━━ Data excerpts ━━

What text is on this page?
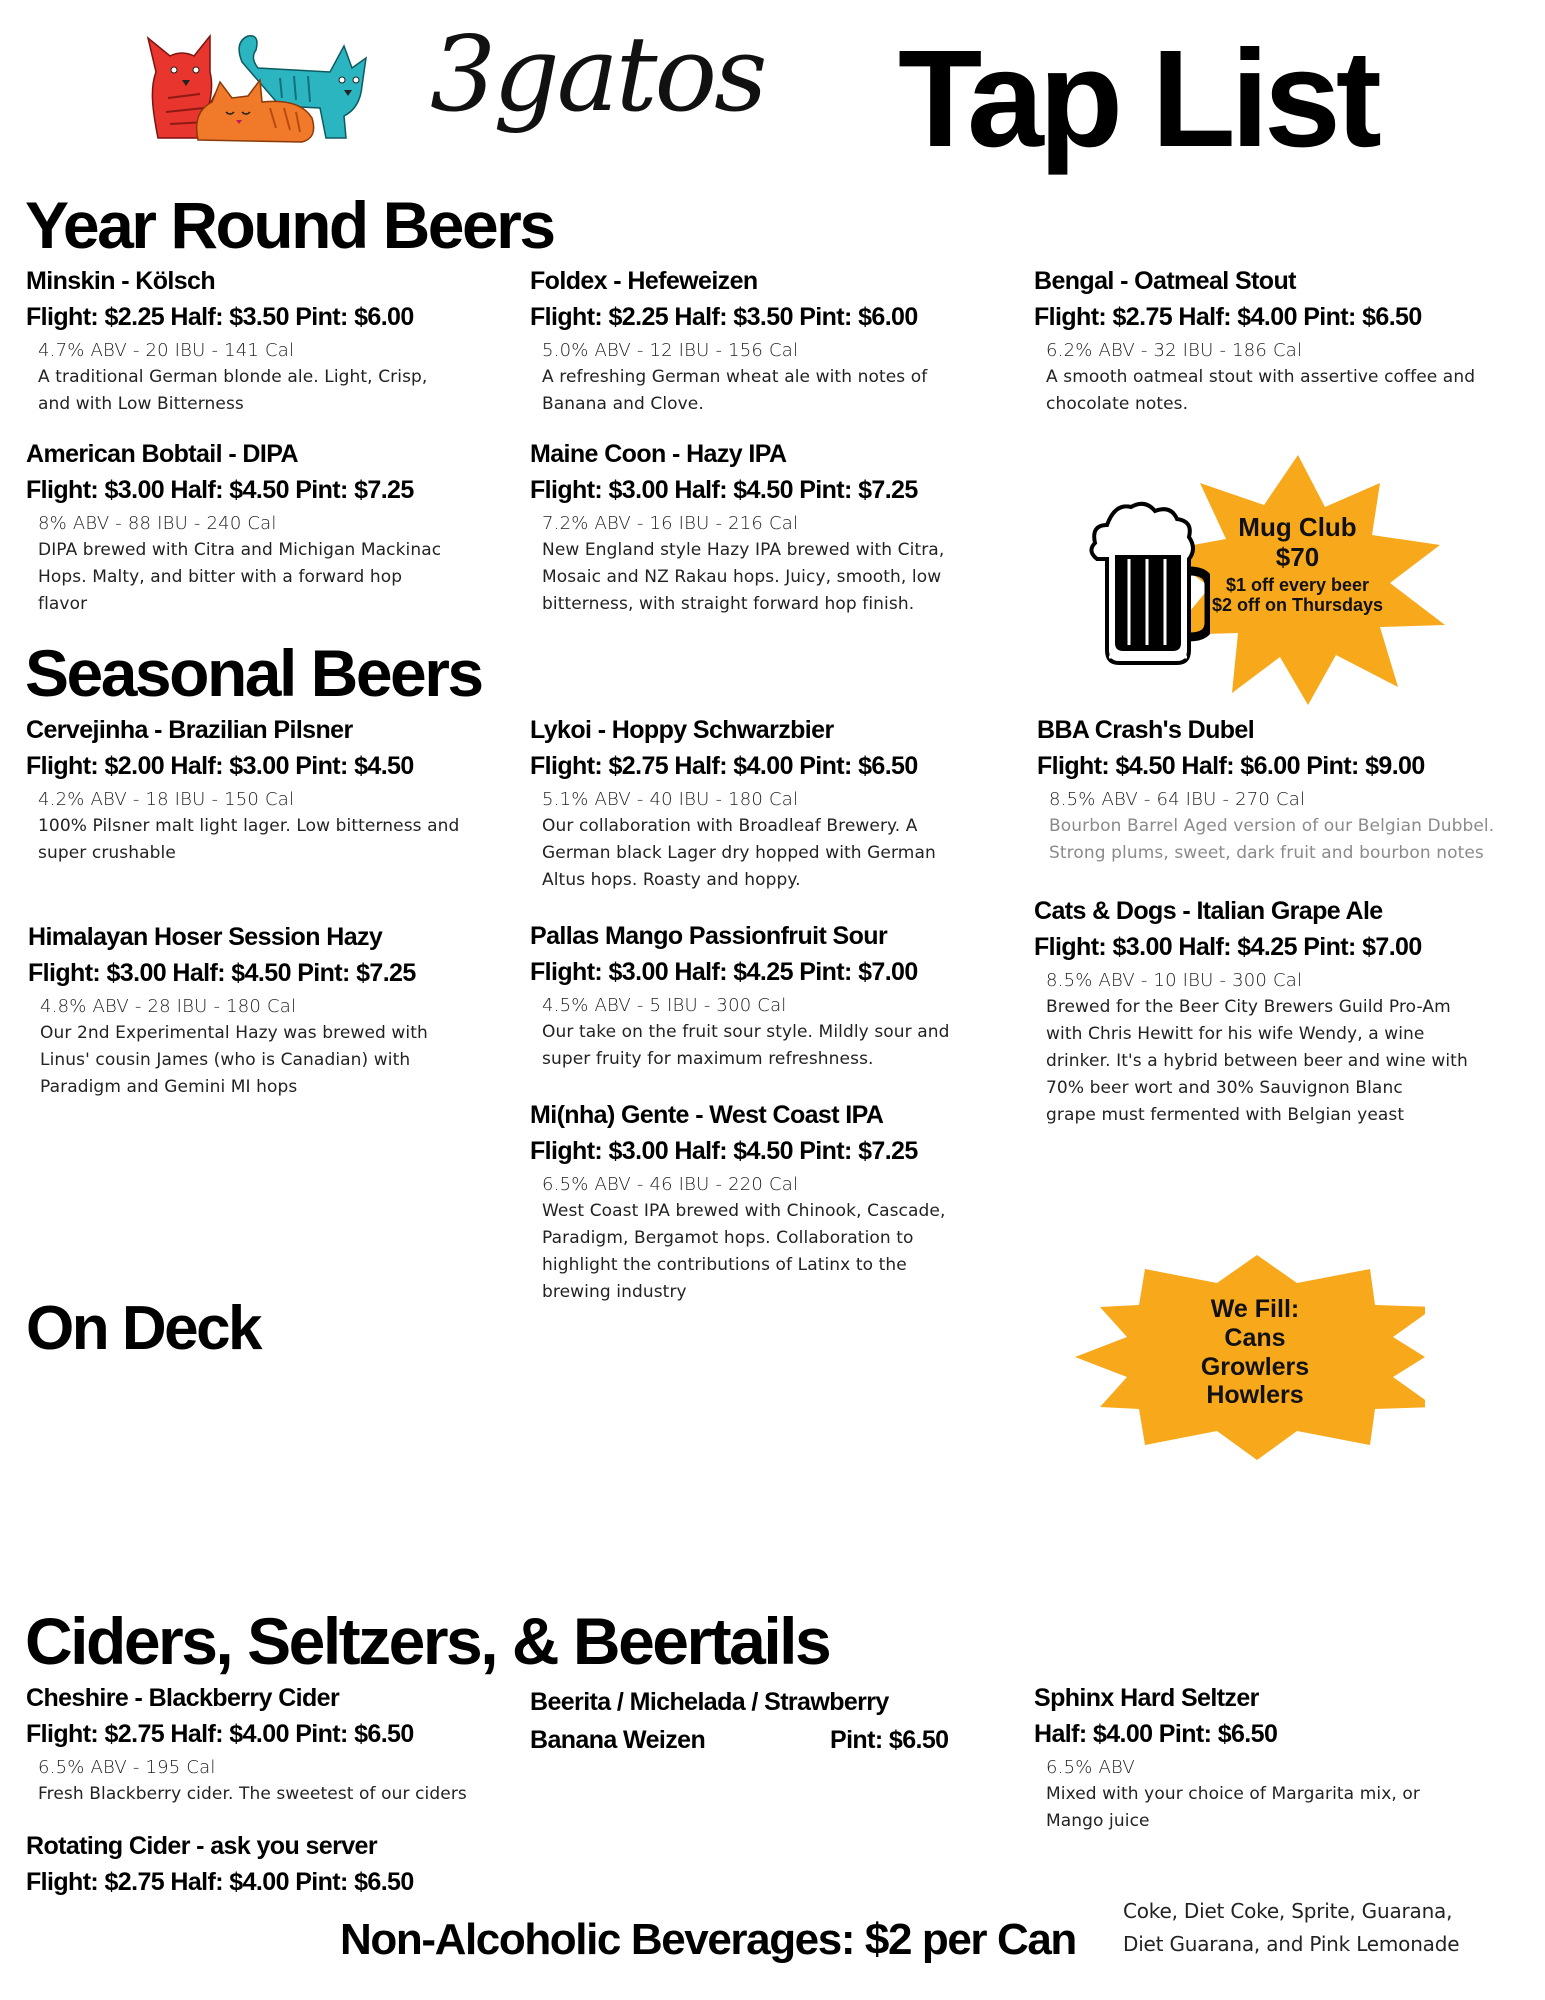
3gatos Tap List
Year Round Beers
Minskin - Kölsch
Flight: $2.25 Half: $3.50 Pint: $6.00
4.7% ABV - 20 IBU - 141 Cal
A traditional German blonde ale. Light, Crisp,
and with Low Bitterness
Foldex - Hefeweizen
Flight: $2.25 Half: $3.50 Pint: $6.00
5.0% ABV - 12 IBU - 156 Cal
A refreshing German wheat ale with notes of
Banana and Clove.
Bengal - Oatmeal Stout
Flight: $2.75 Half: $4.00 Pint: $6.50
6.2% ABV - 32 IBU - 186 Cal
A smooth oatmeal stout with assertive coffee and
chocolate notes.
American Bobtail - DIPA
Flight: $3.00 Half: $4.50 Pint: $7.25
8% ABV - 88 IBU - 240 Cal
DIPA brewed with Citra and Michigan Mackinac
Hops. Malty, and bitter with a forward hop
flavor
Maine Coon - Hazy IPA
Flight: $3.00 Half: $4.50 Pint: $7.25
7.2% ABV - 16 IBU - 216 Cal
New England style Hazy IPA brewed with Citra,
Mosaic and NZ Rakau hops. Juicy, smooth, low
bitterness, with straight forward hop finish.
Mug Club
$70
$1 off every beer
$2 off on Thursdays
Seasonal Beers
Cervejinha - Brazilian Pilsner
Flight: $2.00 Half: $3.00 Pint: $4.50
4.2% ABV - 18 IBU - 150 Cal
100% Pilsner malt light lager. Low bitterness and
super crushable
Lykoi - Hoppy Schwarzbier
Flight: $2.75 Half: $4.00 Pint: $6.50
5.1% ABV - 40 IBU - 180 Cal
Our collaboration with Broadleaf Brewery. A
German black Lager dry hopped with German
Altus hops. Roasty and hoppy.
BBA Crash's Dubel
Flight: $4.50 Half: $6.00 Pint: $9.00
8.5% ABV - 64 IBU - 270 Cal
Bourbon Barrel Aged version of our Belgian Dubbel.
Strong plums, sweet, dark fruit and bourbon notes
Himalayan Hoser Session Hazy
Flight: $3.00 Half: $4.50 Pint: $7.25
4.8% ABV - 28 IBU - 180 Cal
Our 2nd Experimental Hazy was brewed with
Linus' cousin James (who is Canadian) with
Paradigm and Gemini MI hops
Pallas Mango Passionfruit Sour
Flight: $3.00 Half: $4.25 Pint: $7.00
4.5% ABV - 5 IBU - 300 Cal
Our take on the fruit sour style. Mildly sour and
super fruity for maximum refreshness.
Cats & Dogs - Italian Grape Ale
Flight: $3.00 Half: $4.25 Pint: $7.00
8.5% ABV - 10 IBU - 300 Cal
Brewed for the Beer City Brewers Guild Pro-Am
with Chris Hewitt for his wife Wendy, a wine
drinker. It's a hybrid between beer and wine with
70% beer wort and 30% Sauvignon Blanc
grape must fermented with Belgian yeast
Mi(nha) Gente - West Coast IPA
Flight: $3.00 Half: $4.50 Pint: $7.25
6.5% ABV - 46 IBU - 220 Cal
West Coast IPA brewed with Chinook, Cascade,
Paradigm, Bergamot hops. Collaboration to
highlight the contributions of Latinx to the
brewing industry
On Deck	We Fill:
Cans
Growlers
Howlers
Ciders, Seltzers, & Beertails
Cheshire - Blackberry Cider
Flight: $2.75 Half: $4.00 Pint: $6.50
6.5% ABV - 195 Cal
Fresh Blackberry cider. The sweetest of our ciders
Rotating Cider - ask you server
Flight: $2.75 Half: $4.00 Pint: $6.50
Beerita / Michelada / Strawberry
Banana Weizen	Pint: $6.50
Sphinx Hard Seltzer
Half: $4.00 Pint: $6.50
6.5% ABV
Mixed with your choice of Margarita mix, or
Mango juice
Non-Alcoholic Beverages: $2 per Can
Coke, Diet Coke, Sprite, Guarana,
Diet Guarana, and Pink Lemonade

━━━

## Your goal
Using the listing above, list every line in which the string "Guarana" occurs.

## Completed task
Coke, Diet Coke, Sprite, Guarana,
Diet Guarana, and Pink Lemonade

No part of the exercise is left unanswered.